> _What the task asks_:
State how many lines hold the string "JSON". Give the number and nothing else.

Records about charts and figures:
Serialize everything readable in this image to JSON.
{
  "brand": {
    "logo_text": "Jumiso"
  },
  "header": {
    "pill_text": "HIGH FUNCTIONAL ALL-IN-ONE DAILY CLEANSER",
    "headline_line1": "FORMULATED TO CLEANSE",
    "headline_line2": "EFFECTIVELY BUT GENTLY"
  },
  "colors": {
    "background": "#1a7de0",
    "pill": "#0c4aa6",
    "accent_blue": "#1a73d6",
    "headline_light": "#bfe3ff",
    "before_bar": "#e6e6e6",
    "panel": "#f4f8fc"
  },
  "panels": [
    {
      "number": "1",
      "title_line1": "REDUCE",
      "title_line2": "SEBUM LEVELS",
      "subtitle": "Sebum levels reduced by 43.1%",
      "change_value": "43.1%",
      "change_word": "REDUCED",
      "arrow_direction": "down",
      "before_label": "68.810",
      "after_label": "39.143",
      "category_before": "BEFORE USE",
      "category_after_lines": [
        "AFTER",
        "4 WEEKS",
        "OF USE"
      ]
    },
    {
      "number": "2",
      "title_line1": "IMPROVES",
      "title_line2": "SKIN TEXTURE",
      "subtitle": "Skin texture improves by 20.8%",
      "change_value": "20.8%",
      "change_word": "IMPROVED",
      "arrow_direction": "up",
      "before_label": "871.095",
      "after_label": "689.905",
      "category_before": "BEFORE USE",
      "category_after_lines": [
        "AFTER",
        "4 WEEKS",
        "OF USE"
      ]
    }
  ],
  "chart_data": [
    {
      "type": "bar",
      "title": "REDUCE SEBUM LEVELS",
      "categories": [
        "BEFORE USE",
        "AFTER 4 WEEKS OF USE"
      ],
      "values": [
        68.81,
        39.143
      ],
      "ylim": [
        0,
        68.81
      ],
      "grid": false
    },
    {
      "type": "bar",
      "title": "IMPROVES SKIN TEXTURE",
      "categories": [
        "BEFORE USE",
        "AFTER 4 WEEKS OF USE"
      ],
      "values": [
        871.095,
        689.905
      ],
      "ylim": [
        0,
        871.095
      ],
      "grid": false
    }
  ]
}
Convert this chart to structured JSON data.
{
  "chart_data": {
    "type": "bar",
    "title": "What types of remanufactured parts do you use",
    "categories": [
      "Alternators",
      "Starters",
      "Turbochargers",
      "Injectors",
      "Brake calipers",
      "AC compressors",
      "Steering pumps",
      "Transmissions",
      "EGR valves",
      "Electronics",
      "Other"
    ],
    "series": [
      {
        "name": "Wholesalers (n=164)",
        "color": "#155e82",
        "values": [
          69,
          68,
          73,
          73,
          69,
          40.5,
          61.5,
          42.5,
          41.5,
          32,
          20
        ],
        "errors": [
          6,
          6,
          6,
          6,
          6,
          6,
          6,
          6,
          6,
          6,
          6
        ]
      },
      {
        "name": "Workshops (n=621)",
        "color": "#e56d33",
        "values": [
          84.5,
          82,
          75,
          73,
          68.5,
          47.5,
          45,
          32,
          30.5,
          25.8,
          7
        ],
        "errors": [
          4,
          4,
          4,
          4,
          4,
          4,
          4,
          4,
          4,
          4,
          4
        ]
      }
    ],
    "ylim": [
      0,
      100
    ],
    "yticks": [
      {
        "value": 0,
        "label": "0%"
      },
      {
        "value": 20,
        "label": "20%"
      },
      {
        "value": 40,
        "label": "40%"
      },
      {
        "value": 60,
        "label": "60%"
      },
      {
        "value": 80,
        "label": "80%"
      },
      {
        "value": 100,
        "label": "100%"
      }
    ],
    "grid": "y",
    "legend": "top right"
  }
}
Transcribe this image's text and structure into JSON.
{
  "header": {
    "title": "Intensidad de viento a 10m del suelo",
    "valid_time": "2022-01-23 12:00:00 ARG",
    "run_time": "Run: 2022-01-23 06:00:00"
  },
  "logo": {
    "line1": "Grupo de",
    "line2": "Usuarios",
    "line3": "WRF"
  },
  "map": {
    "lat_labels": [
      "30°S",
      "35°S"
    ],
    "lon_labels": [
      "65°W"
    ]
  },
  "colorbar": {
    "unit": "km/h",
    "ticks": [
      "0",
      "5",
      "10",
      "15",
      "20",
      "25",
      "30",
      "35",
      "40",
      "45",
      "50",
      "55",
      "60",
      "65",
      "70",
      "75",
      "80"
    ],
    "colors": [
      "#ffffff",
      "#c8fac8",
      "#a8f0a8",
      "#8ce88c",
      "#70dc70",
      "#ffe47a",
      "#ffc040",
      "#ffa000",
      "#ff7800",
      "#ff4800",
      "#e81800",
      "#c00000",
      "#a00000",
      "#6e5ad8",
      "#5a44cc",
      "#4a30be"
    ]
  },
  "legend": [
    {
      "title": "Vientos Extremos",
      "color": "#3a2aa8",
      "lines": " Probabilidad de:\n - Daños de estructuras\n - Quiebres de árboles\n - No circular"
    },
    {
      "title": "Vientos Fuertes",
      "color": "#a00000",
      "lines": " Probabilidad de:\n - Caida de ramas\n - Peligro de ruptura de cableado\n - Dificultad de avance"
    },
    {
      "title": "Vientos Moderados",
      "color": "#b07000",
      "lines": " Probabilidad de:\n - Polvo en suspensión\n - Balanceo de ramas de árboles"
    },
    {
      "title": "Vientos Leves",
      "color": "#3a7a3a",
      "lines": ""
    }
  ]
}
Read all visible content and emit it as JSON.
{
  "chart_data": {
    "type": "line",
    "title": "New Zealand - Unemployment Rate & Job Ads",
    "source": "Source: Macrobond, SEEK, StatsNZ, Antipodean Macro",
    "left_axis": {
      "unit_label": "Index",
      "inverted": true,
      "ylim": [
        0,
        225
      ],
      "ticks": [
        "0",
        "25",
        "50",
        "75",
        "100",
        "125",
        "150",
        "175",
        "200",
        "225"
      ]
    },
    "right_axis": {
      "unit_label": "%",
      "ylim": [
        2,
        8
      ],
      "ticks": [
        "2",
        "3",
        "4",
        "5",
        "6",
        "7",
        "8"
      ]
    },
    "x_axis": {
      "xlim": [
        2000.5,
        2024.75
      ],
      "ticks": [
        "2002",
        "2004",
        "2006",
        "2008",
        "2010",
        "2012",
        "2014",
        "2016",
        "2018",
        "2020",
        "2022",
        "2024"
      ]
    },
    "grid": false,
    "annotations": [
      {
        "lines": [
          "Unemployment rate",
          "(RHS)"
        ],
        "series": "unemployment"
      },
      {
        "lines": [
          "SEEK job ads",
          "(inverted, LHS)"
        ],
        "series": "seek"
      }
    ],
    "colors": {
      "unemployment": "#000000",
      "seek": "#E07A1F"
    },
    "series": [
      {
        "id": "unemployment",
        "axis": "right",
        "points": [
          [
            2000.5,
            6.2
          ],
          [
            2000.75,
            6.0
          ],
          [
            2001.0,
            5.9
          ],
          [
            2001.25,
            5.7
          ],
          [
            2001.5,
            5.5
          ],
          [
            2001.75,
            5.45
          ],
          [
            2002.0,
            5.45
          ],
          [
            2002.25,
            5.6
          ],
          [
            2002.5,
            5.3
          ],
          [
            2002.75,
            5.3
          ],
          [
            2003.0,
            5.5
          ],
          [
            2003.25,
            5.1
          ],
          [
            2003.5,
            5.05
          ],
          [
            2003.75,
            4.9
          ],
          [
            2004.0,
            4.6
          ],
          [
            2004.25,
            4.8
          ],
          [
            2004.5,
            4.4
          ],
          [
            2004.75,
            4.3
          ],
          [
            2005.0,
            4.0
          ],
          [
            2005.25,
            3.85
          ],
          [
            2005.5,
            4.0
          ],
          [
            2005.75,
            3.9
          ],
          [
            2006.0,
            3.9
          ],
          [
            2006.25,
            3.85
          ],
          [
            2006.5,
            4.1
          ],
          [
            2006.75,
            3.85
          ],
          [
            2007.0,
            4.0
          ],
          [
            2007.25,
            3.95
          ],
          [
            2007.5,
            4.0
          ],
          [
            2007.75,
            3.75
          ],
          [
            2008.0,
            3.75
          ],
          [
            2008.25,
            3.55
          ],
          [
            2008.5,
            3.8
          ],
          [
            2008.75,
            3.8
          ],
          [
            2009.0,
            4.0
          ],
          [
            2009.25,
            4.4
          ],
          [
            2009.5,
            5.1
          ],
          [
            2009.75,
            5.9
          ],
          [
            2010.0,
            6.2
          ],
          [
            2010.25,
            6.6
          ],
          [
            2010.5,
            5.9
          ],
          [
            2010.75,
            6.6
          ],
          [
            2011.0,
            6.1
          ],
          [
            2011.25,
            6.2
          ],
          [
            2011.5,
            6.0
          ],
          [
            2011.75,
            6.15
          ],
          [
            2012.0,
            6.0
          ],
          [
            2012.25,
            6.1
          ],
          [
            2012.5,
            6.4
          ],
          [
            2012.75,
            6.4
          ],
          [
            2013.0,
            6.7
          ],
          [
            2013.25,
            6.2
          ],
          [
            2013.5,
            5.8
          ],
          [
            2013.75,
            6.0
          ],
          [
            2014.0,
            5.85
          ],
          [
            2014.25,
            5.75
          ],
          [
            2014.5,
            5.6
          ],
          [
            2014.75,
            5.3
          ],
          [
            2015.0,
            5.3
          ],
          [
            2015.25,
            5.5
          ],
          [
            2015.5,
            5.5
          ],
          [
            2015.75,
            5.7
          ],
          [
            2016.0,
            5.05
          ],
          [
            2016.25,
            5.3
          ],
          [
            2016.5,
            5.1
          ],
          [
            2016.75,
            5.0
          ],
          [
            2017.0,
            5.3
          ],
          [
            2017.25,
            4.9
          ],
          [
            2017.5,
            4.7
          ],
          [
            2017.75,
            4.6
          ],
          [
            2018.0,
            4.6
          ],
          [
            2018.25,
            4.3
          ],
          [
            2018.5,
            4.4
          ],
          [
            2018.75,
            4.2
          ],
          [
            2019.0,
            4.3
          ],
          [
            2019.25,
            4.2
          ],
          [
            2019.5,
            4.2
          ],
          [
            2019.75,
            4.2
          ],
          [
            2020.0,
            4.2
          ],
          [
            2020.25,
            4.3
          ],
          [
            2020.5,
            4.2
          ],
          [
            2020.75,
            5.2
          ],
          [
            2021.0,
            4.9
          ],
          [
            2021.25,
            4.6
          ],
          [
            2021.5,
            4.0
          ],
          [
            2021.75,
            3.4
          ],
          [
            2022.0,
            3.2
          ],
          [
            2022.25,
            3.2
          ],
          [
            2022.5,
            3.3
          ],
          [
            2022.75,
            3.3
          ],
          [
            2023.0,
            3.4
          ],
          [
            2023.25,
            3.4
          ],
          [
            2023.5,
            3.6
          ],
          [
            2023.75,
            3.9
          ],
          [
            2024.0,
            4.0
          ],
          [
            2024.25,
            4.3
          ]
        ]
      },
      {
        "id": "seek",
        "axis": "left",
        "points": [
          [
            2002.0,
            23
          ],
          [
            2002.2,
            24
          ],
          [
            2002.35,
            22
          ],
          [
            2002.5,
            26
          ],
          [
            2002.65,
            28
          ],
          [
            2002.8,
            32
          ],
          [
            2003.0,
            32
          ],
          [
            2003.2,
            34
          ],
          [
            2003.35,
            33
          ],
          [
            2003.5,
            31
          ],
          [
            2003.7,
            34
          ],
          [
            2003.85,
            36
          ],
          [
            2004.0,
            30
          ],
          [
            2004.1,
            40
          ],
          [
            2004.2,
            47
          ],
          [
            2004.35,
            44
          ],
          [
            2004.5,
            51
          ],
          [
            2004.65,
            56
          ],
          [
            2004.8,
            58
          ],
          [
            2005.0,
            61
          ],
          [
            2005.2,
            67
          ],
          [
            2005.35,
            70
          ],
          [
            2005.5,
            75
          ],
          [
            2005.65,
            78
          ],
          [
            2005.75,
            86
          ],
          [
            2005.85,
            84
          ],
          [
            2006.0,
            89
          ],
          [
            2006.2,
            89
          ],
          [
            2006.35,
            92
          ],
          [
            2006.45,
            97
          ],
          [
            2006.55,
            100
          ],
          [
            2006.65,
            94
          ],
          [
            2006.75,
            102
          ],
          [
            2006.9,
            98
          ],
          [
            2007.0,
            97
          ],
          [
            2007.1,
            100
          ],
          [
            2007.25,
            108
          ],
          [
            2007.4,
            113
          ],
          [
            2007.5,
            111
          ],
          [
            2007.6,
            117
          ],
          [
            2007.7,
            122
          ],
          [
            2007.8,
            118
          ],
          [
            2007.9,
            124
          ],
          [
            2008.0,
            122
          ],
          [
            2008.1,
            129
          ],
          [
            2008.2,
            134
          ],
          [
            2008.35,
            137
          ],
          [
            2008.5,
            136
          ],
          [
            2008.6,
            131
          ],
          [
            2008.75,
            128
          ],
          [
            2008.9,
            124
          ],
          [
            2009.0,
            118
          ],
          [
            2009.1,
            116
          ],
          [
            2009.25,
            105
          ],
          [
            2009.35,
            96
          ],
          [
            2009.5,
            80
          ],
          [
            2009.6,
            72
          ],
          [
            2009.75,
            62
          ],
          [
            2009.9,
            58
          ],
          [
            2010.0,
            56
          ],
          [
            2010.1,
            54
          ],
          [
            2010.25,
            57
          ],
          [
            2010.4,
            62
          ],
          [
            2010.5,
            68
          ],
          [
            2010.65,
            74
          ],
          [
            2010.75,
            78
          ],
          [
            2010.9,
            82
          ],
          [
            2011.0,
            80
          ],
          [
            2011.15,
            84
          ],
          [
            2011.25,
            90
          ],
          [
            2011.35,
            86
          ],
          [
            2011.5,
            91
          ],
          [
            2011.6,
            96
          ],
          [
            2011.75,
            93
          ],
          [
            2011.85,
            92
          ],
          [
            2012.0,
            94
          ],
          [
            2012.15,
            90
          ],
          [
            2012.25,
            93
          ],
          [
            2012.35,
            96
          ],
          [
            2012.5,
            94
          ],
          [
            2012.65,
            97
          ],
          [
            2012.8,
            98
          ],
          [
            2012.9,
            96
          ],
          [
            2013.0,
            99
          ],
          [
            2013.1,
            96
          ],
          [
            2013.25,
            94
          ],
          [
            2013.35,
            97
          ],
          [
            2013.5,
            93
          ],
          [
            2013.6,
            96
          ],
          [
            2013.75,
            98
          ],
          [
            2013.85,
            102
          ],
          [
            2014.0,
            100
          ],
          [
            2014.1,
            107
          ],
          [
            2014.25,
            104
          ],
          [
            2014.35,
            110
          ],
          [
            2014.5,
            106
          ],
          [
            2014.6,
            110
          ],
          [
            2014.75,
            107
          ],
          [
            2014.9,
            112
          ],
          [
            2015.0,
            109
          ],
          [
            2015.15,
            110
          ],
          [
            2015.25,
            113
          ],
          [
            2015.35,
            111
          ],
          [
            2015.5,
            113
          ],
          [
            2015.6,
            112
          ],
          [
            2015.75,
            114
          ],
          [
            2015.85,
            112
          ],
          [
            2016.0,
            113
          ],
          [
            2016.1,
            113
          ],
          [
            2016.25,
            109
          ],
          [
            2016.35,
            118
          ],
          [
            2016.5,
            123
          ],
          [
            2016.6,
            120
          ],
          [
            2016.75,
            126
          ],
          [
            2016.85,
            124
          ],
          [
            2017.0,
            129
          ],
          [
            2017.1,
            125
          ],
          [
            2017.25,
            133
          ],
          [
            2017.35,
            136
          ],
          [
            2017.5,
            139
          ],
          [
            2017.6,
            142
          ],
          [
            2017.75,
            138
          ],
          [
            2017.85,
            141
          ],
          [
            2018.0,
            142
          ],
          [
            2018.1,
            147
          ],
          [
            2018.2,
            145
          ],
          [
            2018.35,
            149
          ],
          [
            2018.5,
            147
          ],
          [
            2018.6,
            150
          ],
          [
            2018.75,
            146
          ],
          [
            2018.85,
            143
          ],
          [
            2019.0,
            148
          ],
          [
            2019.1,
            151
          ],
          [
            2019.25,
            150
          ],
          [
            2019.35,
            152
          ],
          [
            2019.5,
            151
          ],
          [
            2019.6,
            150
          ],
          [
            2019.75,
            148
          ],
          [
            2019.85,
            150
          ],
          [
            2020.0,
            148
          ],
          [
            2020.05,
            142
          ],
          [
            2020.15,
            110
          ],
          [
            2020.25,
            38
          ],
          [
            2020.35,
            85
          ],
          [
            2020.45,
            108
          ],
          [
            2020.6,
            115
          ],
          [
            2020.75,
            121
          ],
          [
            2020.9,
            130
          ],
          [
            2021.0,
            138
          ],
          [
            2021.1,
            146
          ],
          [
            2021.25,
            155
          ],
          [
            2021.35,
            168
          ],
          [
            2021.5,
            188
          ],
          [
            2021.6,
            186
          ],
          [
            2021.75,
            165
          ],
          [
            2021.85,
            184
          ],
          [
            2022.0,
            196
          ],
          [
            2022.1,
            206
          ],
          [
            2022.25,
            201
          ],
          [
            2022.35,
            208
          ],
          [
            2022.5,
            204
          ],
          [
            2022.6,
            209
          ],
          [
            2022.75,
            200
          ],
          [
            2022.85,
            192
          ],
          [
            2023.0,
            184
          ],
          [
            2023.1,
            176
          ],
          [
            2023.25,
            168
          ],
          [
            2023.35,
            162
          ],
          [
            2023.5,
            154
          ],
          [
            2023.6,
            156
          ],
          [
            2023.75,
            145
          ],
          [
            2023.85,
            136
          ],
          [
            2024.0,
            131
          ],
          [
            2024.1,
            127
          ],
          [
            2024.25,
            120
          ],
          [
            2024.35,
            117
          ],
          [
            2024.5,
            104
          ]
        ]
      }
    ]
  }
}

> _The output_:
4